Annotated region listings
++++++++++

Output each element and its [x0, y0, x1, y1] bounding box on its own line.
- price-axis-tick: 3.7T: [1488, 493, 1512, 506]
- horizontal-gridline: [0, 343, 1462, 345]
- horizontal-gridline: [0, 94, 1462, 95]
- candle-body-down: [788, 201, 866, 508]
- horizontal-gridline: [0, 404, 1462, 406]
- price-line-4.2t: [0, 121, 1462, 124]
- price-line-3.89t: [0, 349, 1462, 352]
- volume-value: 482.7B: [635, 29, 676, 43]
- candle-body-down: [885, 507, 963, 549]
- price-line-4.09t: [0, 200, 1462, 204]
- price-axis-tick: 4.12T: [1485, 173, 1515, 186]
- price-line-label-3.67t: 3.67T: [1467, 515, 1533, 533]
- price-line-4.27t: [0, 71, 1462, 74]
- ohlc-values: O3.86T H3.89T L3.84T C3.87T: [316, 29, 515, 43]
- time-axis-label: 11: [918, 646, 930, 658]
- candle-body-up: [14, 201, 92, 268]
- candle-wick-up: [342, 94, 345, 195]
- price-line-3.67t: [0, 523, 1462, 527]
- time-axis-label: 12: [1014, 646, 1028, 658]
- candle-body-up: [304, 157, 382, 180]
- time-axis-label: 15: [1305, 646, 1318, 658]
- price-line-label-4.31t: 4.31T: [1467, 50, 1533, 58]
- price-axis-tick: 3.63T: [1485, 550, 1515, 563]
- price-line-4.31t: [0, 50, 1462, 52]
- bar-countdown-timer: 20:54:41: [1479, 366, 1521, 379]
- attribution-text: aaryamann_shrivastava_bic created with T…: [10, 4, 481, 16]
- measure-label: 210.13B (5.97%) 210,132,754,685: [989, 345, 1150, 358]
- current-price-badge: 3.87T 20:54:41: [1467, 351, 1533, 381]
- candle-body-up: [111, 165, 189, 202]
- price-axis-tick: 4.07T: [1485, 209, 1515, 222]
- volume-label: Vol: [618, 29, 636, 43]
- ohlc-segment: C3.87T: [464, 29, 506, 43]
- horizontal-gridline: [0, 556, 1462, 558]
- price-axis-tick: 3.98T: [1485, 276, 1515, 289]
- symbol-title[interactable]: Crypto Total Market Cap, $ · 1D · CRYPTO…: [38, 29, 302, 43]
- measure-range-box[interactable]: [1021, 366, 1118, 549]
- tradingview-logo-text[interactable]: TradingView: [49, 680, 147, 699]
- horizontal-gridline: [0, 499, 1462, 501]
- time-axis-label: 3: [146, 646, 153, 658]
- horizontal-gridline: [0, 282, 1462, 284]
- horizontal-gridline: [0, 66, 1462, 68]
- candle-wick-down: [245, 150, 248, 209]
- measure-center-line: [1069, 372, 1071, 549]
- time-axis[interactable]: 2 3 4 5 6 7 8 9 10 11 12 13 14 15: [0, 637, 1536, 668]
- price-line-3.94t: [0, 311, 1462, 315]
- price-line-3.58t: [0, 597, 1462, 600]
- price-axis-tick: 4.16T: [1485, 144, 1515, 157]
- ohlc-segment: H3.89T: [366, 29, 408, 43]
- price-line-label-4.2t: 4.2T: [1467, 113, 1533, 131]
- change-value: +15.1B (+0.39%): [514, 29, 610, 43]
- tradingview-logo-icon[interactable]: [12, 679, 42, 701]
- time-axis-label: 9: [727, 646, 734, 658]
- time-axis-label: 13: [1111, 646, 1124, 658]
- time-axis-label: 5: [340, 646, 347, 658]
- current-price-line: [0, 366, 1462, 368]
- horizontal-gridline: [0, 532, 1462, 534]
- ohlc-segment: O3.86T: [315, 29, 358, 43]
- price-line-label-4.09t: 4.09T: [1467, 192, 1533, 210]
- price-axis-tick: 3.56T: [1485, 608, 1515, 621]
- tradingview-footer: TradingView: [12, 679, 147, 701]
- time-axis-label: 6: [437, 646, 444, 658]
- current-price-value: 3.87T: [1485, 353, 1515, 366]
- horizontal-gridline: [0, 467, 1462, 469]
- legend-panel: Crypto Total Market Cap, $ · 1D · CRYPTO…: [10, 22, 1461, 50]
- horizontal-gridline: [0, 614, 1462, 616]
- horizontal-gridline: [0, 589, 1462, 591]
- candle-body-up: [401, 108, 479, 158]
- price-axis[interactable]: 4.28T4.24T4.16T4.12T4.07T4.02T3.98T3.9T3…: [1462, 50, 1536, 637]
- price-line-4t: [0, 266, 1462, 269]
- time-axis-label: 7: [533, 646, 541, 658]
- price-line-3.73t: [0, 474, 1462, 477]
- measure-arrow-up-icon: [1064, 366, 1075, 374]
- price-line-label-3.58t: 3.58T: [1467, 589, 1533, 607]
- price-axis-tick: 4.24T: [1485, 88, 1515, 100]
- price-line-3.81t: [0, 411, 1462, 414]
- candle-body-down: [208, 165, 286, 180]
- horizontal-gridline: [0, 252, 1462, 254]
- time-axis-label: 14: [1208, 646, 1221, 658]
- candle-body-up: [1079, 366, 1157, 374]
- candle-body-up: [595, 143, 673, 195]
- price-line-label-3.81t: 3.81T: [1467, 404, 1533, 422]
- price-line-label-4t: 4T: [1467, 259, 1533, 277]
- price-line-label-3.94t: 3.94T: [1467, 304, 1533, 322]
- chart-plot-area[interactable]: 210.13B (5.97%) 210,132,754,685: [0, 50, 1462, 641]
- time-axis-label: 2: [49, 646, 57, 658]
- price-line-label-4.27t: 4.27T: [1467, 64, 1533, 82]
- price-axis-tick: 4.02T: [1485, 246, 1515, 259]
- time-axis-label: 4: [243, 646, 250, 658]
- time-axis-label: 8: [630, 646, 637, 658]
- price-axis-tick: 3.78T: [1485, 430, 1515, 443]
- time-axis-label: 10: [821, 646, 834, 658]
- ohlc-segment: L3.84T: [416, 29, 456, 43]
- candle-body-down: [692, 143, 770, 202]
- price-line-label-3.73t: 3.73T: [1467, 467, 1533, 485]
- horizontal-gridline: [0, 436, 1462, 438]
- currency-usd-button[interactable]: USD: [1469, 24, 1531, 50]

++++++++++

> [Task brief]
Format each line of the records above as an entry in a JSON list of strings, one string per line. Omit any blank lines.

> [Result]
[
  "Output each element and its [x0, y0, x1, y1] bounding box on its own line.",
  "- price-axis-tick: 3.7T: [1488, 493, 1512, 506]",
  "- horizontal-gridline: [0, 343, 1462, 345]",
  "- horizontal-gridline: [0, 94, 1462, 95]",
  "- candle-body-down: [788, 201, 866, 508]",
  "- horizontal-gridline: [0, 404, 1462, 406]",
  "- price-line-4.2t: [0, 121, 1462, 124]",
  "- price-line-3.89t: [0, 349, 1462, 352]",
  "- volume-value: 482.7B: [635, 29, 676, 43]",
  "- candle-body-down: [885, 507, 963, 549]",
  "- price-line-4.09t: [0, 200, 1462, 204]",
  "- price-axis-tick: 4.12T: [1485, 173, 1515, 186]",
  "- price-line-label-3.67t: 3.67T: [1467, 515, 1533, 533]",
  "- price-line-4.27t: [0, 71, 1462, 74]",
  "- ohlc-values: O3.86T H3.89T L3.84T C3.87T: [316, 29, 515, 43]",
  "- time-axis-label: 11: [918, 646, 930, 658]",
  "- candle-body-up: [14, 201, 92, 268]",
  "- candle-wick-up: [342, 94, 345, 195]",
  "- price-line-3.67t: [0, 523, 1462, 527]",
  "- time-axis-label: 12: [1014, 646, 1028, 658]",
  "- candle-body-up: [304, 157, 382, 180]",
  "- time-axis-label: 15: [1305, 646, 1318, 658]",
  "- price-line-label-4.31t: 4.31T: [1467, 50, 1533, 58]",
  "- price-axis-tick: 3.63T: [1485, 550, 1515, 563]",
  "- price-line-4.31t: [0, 50, 1462, 52]",
  "- bar-countdown-timer: 20:54:41: [1479, 366, 1521, 379]",
  "- attribution-text: aaryamann_shrivastava_bic created with T…: [10, 4, 481, 16]",
  "- measure-label: 210.13B (5.97%) 210,132,754,685: [989, 345, 1150, 358]",
  "- current-price-badge: 3.87T 20:54:41: [1467, 351, 1533, 381]",
  "- candle-body-up: [111, 165, 189, 202]",
  "- price-axis-tick: 4.07T: [1485, 209, 1515, 222]",
  "- volume-label: Vol: [618, 29, 636, 43]",
  "- ohlc-segment: C3.87T: [464, 29, 506, 43]",
  "- horizontal-gridline: [0, 556, 1462, 558]",
  "- price-axis-tick: 3.98T: [1485, 276, 1515, 289]",
  "- symbol-title[interactable]: Crypto Total Market Cap, $ · 1D · CRYPTO…: [38, 29, 302, 43]",
  "- measure-range-box[interactable]: [1021, 366, 1118, 549]",
  "- tradingview-logo-text[interactable]: TradingView: [49, 680, 147, 699]",
  "- horizontal-gridline: [0, 499, 1462, 501]",
  "- time-axis-label: 3: [146, 646, 153, 658]",
  "- horizontal-gridline: [0, 282, 1462, 284]",
  "- horizontal-gridline: [0, 66, 1462, 68]",
  "- candle-wick-down: [245, 150, 248, 209]",
  "- measure-center-line: [1069, 372, 1071, 549]",
  "- time-axis[interactable]: 2 3 4 5 6 7 8 9 10 11 12 13 14 15: [0, 637, 1536, 668]",
  "- price-line-3.94t: [0, 311, 1462, 315]",
  "- price-line-3.58t: [0, 597, 1462, 600]",
  "- price-axis-tick: 4.16T: [1485, 144, 1515, 157]",
  "- ohlc-segment: H3.89T: [366, 29, 408, 43]",
  "- price-line-label-4.2t: 4.2T: [1467, 113, 1533, 131]",
  "- change-value: +15.1B (+0.39%): [514, 29, 610, 43]",
  "- tradingview-logo-icon[interactable]: [12, 679, 42, 701]",
  "- time-axis-label: 9: [727, 646, 734, 658]",
  "- time-axis-label: 13: [1111, 646, 1124, 658]",
  "- time-axis-label: 5: [340, 646, 347, 658]",
  "- current-price-line: [0, 366, 1462, 368]",
  "- horizontal-gridline: [0, 532, 1462, 534]",
  "- ohlc-segment: O3.86T: [315, 29, 358, 43]",
  "- price-line-label-4.09t: 4.09T: [1467, 192, 1533, 210]",
  "- price-axis-tick: 3.56T: [1485, 608, 1515, 621]",
  "- tradingview-footer: TradingView: [12, 679, 147, 701]",
  "- time-axis-label: 6: [437, 646, 444, 658]",
  "- current-price-value: 3.87T: [1485, 353, 1515, 366]",
  "- horizontal-gridline: [0, 467, 1462, 469]",
  "- legend-panel: Crypto Total Market Cap, $ · 1D · CRYPTO…: [10, 22, 1461, 50]",
  "- horizontal-gridline: [0, 614, 1462, 616]",
  "- horizontal-gridline: [0, 589, 1462, 591]",
  "- candle-body-up: [401, 108, 479, 158]",
  "- price-axis[interactable]: 4.28T4.24T4.16T4.12T4.07T4.02T3.98T3.9T3…: [1462, 50, 1536, 637]",
  "- price-line-4t: [0, 266, 1462, 269]",
  "- time-axis-label: 7: [533, 646, 541, 658]",
  "- price-line-3.73t: [0, 474, 1462, 477]",
  "- measure-arrow-up-icon: [1064, 366, 1075, 374]",
  "- price-line-label-3.58t: 3.58T: [1467, 589, 1533, 607]",
  "- price-axis-tick: 4.24T: [1485, 88, 1515, 100]",
  "- price-line-3.81t: [0, 411, 1462, 414]",
  "- candle-body-down: [208, 165, 286, 180]",
  "- horizontal-gridline: [0, 252, 1462, 254]",
  "- time-axis-label: 14: [1208, 646, 1221, 658]",
  "- candle-body-up: [1079, 366, 1157, 374]",
  "- candle-body-up: [595, 143, 673, 195]",
  "- price-line-label-3.81t: 3.81T: [1467, 404, 1533, 422]",
  "- price-line-label-4t: 4T: [1467, 259, 1533, 277]",
  "- price-line-label-3.94t: 3.94T: [1467, 304, 1533, 322]",
  "- chart-plot-area[interactable]: 210.13B (5.97%) 210,132,754,685: [0, 50, 1462, 641]",
  "- time-axis-label: 2: [49, 646, 57, 658]",
  "- price-line-label-4.27t: 4.27T: [1467, 64, 1533, 82]",
  "- price-axis-tick: 4.02T: [1485, 246, 1515, 259]",
  "- time-axis-label: 4: [243, 646, 250, 658]",
  "- time-axis-label: 8: [630, 646, 637, 658]",
  "- price-axis-tick: 3.78T: [1485, 430, 1515, 443]",
  "- time-axis-label: 10: [821, 646, 834, 658]",
  "- ohlc-segment: L3.84T: [416, 29, 456, 43]",
  "- candle-body-down: [692, 143, 770, 202]",
  "- price-line-label-3.73t: 3.73T: [1467, 467, 1533, 485]",
  "- horizontal-gridline: [0, 436, 1462, 438]",
  "- currency-usd-button[interactable]: USD: [1469, 24, 1531, 50]"
]